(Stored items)
------------------------------
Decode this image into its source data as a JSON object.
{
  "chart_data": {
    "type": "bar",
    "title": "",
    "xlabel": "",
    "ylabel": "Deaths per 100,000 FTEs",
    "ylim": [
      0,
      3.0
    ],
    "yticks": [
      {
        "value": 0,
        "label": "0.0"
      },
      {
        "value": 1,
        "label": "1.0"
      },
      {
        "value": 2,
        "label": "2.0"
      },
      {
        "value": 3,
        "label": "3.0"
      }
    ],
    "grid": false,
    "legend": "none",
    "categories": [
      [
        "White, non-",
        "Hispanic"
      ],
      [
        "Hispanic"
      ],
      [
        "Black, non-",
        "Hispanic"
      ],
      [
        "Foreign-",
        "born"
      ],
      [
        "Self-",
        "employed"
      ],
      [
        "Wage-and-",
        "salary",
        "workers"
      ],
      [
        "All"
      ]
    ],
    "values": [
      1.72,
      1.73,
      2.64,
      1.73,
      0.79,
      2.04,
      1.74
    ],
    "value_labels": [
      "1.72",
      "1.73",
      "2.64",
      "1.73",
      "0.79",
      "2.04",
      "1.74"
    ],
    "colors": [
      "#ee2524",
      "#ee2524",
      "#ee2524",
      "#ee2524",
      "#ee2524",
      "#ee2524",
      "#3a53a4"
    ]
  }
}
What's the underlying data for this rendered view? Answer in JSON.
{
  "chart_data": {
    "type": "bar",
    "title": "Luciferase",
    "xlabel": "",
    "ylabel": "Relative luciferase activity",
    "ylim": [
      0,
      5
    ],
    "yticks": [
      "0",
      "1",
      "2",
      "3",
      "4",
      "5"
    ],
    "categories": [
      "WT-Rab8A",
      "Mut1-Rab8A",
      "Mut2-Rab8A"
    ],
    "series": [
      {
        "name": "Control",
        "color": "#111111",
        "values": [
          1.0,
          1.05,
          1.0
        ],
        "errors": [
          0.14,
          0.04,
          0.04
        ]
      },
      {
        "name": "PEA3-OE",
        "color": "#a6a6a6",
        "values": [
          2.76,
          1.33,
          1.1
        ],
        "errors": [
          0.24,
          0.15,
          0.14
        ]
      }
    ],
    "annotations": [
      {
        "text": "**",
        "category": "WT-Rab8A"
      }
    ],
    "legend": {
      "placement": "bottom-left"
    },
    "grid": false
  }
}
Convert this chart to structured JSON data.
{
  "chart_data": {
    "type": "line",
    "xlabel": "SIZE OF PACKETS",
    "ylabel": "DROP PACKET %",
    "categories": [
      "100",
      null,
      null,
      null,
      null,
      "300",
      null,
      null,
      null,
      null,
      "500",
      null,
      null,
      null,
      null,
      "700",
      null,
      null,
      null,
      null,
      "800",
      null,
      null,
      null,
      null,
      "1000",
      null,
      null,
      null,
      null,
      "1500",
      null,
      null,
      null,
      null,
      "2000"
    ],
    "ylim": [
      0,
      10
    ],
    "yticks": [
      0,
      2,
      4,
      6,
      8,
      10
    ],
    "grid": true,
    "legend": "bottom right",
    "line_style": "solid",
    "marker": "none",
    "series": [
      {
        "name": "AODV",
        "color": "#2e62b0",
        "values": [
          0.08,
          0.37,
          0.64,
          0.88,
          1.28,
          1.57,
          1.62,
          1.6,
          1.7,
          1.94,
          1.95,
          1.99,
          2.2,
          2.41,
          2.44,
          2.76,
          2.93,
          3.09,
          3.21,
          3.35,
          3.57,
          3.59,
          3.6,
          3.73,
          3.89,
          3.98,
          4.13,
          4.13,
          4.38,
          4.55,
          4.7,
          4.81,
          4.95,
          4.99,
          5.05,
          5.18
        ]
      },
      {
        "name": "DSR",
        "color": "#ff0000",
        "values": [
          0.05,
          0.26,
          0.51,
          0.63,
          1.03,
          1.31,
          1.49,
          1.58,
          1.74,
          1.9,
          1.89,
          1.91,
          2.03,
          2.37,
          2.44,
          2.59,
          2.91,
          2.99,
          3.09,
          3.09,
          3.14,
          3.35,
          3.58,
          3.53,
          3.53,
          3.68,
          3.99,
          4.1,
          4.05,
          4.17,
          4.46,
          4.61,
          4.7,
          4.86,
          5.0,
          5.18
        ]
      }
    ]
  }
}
------------------------------
> **AIM OF THE EXERCISE**
Set all of the entries down again, exactly as they were given.

> **WRITTEN REPLY**
Decode this image into its source data as a JSON object.
{
  "chart_data": {
    "type": "bar",
    "title": "",
    "xlabel": "",
    "ylabel": "Deaths per 100,000 FTEs",
    "ylim": [
      0,
      3.0
    ],
    "yticks": [
      {
        "value": 0,
        "label": "0.0"
      },
      {
        "value": 1,
        "label": "1.0"
      },
      {
        "value": 2,
        "label": "2.0"
      },
      {
        "value": 3,
        "label": "3.0"
      }
    ],
    "grid": false,
    "legend": "none",
    "categories": [
      [
        "White, non-",
        "Hispanic"
      ],
      [
        "Hispanic"
      ],
      [
        "Black, non-",
        "Hispanic"
      ],
      [
        "Foreign-",
        "born"
      ],
      [
        "Self-",
        "employed"
      ],
      [
        "Wage-and-",
        "salary",
        "workers"
      ],
      [
        "All"
      ]
    ],
    "values": [
      1.72,
      1.73,
      2.64,
      1.73,
      0.79,
      2.04,
      1.74
    ],
    "value_labels": [
      "1.72",
      "1.73",
      "2.64",
      "1.73",
      "0.79",
      "2.04",
      "1.74"
    ],
    "colors": [
      "#ee2524",
      "#ee2524",
      "#ee2524",
      "#ee2524",
      "#ee2524",
      "#ee2524",
      "#3a53a4"
    ]
  }
}
What's the underlying data for this rendered view? Answer in JSON.
{
  "chart_data": {
    "type": "bar",
    "title": "Luciferase",
    "xlabel": "",
    "ylabel": "Relative luciferase activity",
    "ylim": [
      0,
      5
    ],
    "yticks": [
      "0",
      "1",
      "2",
      "3",
      "4",
      "5"
    ],
    "categories": [
      "WT-Rab8A",
      "Mut1-Rab8A",
      "Mut2-Rab8A"
    ],
    "series": [
      {
        "name": "Control",
        "color": "#111111",
        "values": [
          1.0,
          1.05,
          1.0
        ],
        "errors": [
          0.14,
          0.04,
          0.04
        ]
      },
      {
        "name": "PEA3-OE",
        "color": "#a6a6a6",
        "values": [
          2.76,
          1.33,
          1.1
        ],
        "errors": [
          0.24,
          0.15,
          0.14
        ]
      }
    ],
    "annotations": [
      {
        "text": "**",
        "category": "WT-Rab8A"
      }
    ],
    "legend": {
      "placement": "bottom-left"
    },
    "grid": false
  }
}
Convert this chart to structured JSON data.
{
  "chart_data": {
    "type": "line",
    "xlabel": "SIZE OF PACKETS",
    "ylabel": "DROP PACKET %",
    "categories": [
      "100",
      null,
      null,
      null,
      null,
      "300",
      null,
      null,
      null,
      null,
      "500",
      null,
      null,
      null,
      null,
      "700",
      null,
      null,
      null,
      null,
      "800",
      null,
      null,
      null,
      null,
      "1000",
      null,
      null,
      null,
      null,
      "1500",
      null,
      null,
      null,
      null,
      "2000"
    ],
    "ylim": [
      0,
      10
    ],
    "yticks": [
      0,
      2,
      4,
      6,
      8,
      10
    ],
    "grid": true,
    "legend": "bottom right",
    "line_style": "solid",
    "marker": "none",
    "series": [
      {
        "name": "AODV",
        "color": "#2e62b0",
        "values": [
          0.08,
          0.37,
          0.64,
          0.88,
          1.28,
          1.57,
          1.62,
          1.6,
          1.7,
          1.94,
          1.95,
          1.99,
          2.2,
          2.41,
          2.44,
          2.76,
          2.93,
          3.09,
          3.21,
          3.35,
          3.57,
          3.59,
          3.6,
          3.73,
          3.89,
          3.98,
          4.13,
          4.13,
          4.38,
          4.55,
          4.7,
          4.81,
          4.95,
          4.99,
          5.05,
          5.18
        ]
      },
      {
        "name": "DSR",
        "color": "#ff0000",
        "values": [
          0.05,
          0.26,
          0.51,
          0.63,
          1.03,
          1.31,
          1.49,
          1.58,
          1.74,
          1.9,
          1.89,
          1.91,
          2.03,
          2.37,
          2.44,
          2.59,
          2.91,
          2.99,
          3.09,
          3.09,
          3.14,
          3.35,
          3.58,
          3.53,
          3.53,
          3.68,
          3.99,
          4.1,
          4.05,
          4.17,
          4.46,
          4.61,
          4.7,
          4.86,
          5.0,
          5.18
        ]
      }
    ]
  }
}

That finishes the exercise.